- [Aim] Count lines with the string "Suburban" in them. State the number alone.

- [Data extract]
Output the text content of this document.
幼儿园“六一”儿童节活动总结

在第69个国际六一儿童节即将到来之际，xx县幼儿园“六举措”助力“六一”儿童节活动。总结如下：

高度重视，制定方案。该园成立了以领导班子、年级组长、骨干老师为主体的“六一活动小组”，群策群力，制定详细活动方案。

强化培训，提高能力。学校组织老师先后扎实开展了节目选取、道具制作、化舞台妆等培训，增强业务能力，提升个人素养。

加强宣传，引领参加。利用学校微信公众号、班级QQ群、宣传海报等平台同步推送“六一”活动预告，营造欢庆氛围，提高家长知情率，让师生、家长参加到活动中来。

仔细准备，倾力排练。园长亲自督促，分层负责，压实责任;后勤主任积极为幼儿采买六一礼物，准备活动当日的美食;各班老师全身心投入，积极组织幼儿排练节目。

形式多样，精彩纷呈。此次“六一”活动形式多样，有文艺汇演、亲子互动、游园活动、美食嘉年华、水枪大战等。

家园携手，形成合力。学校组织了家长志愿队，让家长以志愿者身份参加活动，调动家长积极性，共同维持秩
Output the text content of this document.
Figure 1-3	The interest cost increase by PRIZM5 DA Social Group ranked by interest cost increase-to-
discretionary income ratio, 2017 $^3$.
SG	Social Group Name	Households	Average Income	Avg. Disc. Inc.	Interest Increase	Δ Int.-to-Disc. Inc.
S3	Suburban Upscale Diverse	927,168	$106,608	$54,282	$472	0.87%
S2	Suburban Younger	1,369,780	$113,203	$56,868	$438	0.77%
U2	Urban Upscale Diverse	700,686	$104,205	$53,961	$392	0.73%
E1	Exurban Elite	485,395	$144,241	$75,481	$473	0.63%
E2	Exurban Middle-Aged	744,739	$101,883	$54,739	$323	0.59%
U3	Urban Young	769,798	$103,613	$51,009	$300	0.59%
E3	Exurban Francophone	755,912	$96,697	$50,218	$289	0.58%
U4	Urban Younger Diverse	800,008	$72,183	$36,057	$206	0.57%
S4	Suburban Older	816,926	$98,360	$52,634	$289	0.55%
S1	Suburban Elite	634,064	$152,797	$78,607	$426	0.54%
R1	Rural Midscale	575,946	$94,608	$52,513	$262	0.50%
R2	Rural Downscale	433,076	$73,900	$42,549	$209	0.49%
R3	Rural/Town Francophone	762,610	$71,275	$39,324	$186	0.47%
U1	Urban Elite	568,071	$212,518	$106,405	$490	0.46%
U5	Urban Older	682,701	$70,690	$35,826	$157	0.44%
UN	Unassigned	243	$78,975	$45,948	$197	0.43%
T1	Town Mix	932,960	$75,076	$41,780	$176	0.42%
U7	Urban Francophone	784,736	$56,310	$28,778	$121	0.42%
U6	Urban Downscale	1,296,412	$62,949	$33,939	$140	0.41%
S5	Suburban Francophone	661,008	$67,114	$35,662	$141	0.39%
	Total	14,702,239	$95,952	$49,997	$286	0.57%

- [Correct answer] 5